YOUR TASK
Return all lines from the listing below in which the string "stop" occurs.

Saved data entries:
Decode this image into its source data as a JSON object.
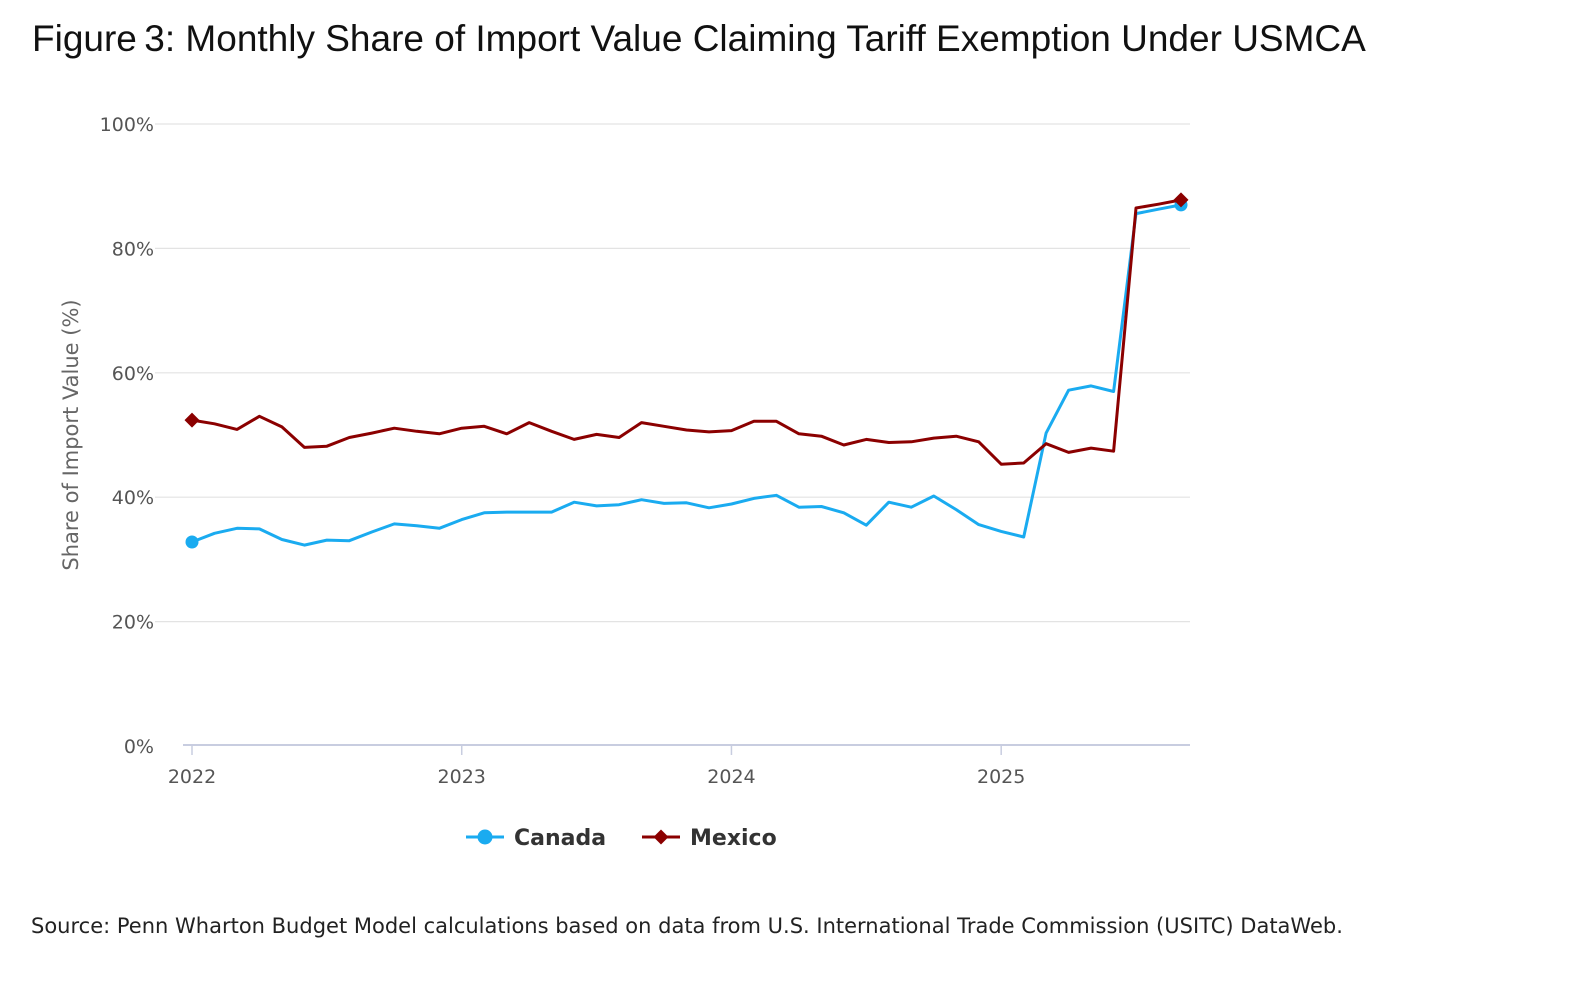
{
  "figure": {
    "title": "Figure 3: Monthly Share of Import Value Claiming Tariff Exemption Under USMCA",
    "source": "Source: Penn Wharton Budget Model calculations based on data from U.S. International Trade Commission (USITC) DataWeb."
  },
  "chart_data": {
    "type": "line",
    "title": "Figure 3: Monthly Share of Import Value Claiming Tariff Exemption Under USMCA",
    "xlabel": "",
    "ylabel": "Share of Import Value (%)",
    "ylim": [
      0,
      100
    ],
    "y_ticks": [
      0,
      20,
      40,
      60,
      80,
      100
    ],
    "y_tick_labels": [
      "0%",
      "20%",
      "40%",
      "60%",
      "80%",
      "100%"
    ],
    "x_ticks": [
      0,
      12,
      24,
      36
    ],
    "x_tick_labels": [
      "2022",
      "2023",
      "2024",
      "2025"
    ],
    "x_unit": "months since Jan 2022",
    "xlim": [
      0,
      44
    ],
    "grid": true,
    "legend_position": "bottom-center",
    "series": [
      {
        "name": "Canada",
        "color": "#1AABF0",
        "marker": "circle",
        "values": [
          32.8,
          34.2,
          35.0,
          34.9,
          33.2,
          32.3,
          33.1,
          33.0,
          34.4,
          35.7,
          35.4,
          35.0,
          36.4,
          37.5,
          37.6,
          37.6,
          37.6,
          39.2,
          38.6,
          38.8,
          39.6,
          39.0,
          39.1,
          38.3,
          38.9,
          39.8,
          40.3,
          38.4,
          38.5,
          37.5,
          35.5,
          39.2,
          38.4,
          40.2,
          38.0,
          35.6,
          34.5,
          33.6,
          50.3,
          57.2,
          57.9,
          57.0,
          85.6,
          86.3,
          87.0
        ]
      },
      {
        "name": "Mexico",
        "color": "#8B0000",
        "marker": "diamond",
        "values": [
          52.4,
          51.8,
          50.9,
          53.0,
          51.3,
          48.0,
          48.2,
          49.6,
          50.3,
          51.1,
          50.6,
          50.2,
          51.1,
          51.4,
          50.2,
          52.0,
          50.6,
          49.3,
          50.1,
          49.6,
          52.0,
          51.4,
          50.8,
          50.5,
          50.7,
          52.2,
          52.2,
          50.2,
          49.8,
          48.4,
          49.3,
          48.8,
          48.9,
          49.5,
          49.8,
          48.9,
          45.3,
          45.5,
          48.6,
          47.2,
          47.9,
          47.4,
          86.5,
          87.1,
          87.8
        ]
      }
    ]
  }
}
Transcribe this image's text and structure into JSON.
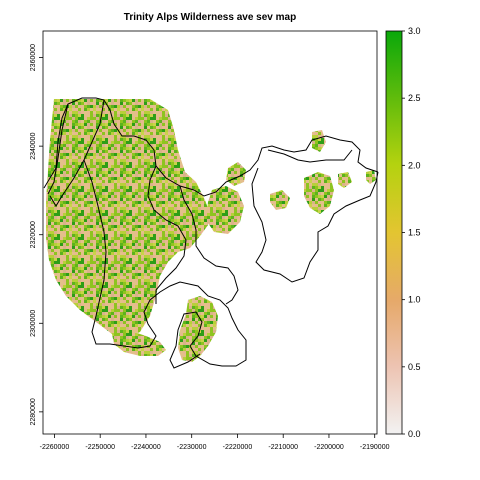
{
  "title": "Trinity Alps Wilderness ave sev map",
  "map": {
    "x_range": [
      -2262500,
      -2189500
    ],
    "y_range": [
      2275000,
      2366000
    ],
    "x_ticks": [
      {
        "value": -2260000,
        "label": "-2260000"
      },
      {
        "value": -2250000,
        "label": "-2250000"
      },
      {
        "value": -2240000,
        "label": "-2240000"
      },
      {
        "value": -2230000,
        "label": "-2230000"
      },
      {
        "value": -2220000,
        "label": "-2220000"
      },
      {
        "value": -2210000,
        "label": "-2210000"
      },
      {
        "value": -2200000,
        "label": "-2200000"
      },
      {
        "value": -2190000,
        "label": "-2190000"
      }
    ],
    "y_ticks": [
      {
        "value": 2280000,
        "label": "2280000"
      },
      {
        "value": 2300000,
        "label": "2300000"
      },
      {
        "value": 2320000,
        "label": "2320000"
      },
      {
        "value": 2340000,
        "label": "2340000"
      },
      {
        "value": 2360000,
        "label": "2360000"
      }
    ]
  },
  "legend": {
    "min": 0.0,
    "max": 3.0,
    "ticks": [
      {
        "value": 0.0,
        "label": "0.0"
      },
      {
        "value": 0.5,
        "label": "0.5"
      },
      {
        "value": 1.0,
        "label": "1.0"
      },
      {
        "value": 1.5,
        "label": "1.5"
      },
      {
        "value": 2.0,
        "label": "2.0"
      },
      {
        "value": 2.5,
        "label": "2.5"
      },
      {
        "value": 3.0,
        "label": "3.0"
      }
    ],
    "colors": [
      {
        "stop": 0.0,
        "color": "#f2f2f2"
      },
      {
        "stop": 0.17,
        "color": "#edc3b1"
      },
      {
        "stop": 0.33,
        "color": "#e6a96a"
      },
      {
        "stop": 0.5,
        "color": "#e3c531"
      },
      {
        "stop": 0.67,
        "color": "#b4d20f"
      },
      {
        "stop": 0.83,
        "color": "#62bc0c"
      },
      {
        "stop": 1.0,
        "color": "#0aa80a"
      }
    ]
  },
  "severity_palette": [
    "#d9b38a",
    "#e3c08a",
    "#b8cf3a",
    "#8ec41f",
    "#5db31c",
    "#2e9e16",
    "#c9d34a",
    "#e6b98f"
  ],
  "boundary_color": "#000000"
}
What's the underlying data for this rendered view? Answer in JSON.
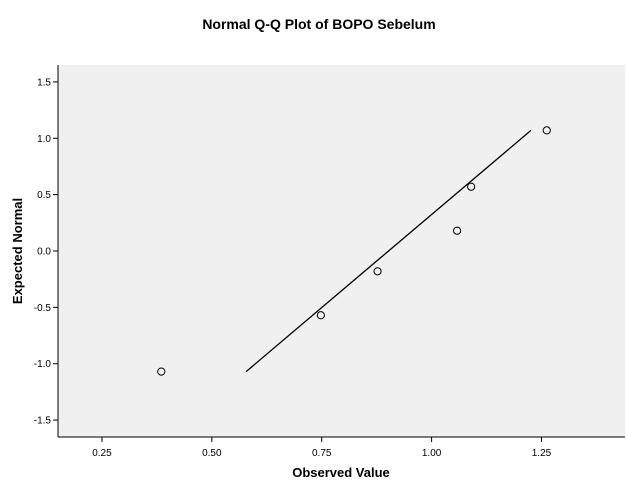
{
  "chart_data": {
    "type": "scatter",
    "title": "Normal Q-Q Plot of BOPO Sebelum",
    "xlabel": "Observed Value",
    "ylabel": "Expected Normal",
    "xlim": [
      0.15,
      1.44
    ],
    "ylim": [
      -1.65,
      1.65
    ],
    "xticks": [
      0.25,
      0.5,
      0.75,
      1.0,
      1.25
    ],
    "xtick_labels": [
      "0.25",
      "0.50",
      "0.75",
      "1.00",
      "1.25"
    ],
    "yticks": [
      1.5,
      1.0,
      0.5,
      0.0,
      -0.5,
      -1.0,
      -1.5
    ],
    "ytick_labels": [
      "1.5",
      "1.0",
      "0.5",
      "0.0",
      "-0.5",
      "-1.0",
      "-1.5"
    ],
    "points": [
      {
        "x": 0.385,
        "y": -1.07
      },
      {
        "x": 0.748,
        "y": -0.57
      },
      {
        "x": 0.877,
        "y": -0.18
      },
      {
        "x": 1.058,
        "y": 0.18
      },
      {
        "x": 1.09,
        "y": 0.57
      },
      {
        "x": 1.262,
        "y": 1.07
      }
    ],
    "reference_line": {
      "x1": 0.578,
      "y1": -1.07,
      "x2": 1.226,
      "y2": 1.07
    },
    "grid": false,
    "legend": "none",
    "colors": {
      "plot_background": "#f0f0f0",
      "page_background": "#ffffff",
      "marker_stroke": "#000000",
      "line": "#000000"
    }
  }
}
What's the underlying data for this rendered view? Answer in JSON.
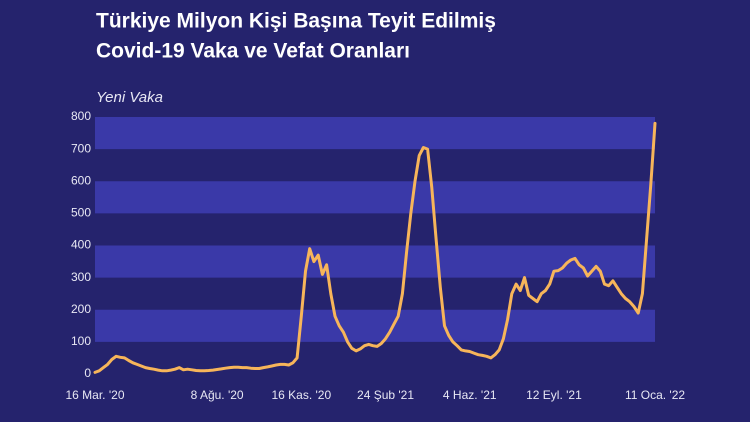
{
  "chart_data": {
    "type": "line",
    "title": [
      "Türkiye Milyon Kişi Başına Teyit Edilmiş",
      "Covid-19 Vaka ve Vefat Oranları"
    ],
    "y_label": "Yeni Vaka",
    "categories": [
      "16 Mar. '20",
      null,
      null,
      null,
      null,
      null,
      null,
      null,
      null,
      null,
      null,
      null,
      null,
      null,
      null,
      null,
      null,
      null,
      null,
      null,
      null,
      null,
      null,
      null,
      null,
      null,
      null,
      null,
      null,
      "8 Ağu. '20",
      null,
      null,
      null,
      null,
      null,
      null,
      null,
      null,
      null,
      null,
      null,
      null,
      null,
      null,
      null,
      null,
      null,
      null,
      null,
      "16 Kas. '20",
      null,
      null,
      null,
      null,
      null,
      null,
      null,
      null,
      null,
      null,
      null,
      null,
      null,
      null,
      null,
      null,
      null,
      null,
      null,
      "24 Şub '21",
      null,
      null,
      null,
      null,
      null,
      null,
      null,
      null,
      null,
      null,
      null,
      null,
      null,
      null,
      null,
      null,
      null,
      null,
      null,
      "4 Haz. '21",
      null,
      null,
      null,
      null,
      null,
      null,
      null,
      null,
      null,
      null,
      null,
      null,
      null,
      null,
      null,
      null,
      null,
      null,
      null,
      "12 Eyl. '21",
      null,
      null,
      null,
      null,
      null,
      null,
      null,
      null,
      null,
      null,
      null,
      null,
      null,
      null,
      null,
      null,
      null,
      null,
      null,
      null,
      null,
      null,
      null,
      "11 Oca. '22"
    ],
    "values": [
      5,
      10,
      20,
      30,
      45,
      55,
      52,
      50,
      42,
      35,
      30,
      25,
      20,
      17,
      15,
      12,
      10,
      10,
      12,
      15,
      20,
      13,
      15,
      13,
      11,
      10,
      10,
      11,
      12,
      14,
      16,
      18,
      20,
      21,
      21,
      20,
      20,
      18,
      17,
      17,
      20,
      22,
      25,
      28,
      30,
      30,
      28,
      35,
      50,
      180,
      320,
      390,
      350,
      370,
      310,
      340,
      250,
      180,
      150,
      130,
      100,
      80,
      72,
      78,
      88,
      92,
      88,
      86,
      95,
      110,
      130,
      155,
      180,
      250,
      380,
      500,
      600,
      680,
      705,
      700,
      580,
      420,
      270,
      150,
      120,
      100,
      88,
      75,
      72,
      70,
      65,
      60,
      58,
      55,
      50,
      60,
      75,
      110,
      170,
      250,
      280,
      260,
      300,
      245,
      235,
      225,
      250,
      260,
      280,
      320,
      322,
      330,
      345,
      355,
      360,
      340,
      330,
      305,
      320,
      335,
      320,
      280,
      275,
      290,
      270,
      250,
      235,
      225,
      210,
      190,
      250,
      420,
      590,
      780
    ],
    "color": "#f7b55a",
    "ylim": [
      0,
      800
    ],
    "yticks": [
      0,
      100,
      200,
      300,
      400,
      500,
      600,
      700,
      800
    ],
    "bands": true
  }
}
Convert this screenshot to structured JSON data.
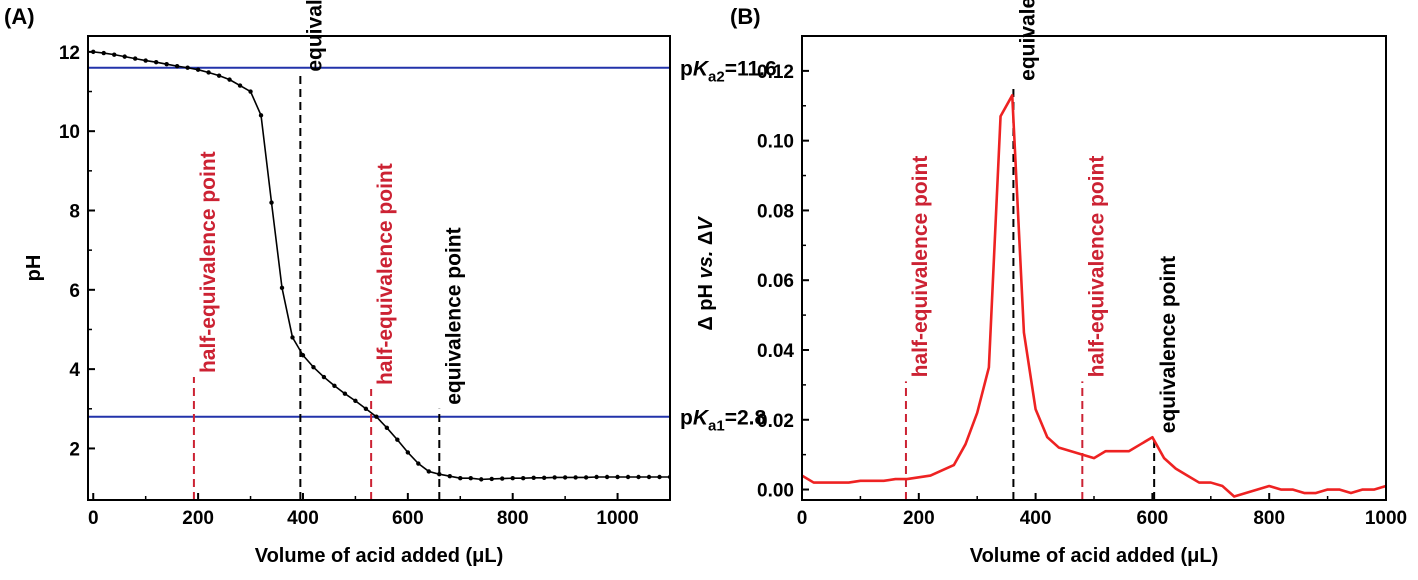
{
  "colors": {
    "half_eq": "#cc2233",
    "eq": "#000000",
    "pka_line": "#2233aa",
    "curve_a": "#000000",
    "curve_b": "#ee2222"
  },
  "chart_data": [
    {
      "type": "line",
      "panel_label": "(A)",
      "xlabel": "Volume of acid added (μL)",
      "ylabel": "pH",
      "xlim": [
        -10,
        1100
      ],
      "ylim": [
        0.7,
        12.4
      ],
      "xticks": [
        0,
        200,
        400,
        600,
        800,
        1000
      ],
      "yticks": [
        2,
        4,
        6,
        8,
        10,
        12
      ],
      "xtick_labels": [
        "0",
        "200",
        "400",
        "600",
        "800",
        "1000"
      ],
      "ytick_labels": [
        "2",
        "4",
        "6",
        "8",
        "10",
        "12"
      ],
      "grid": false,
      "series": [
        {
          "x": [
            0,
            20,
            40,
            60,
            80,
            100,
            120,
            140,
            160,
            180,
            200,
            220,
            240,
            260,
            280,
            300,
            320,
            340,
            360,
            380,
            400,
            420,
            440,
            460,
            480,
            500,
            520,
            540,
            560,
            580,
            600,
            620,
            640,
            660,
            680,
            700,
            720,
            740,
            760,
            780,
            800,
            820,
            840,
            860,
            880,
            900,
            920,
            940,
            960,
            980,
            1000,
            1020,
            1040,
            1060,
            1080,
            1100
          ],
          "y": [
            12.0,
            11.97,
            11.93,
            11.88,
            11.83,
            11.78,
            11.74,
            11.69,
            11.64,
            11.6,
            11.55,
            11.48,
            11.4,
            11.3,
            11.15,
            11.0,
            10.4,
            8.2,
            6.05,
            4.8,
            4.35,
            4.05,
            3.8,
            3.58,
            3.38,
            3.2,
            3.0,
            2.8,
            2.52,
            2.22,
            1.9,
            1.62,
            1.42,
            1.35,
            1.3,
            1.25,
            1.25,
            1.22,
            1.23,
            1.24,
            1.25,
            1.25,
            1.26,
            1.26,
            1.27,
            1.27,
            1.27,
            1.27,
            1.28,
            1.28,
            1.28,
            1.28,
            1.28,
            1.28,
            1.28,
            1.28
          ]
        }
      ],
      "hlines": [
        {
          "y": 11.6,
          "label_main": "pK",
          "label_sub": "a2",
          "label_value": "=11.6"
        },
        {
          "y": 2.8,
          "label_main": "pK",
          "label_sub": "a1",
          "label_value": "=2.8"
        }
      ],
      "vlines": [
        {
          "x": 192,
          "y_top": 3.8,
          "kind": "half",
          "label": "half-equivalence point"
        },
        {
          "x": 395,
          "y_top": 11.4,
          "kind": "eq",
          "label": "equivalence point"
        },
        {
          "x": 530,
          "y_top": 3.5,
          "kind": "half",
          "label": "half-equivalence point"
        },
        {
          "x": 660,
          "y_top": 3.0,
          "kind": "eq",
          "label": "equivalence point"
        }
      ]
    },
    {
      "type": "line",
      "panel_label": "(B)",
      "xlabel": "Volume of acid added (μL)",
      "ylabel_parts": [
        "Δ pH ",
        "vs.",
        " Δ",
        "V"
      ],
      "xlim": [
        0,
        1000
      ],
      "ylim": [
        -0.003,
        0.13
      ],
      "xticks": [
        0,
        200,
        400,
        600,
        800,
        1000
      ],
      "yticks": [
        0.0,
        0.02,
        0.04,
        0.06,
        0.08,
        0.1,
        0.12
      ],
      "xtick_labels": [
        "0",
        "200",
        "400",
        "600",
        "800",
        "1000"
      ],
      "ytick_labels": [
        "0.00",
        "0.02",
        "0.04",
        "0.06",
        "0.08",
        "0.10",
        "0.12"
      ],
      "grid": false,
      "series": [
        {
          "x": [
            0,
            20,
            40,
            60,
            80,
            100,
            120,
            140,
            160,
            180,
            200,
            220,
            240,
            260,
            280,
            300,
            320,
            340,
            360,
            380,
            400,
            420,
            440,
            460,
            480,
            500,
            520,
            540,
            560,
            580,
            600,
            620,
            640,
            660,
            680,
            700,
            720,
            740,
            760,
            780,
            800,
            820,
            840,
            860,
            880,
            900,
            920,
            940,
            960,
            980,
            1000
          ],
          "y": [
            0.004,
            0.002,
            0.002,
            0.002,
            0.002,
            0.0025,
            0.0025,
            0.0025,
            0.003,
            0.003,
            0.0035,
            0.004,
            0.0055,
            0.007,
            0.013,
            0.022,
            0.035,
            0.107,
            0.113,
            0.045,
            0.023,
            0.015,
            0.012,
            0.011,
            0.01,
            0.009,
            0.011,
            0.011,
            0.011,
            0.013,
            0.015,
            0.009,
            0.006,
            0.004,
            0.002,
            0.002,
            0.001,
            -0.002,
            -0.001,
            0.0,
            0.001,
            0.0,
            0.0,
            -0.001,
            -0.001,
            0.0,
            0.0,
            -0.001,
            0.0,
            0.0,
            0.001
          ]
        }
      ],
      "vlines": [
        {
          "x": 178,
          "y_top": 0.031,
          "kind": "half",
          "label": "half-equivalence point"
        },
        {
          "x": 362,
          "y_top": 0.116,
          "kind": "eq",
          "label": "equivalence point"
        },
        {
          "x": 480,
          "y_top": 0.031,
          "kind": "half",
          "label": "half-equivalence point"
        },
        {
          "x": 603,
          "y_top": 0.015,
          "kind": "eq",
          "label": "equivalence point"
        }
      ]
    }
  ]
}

FINAL RESULT
        "stop": 0.0,
        "stop": 0.17,
        "stop": 0.33,
        "stop": 0.5,
        "stop": 0.67,
        "stop": 0.83,
        "stop": 1.0,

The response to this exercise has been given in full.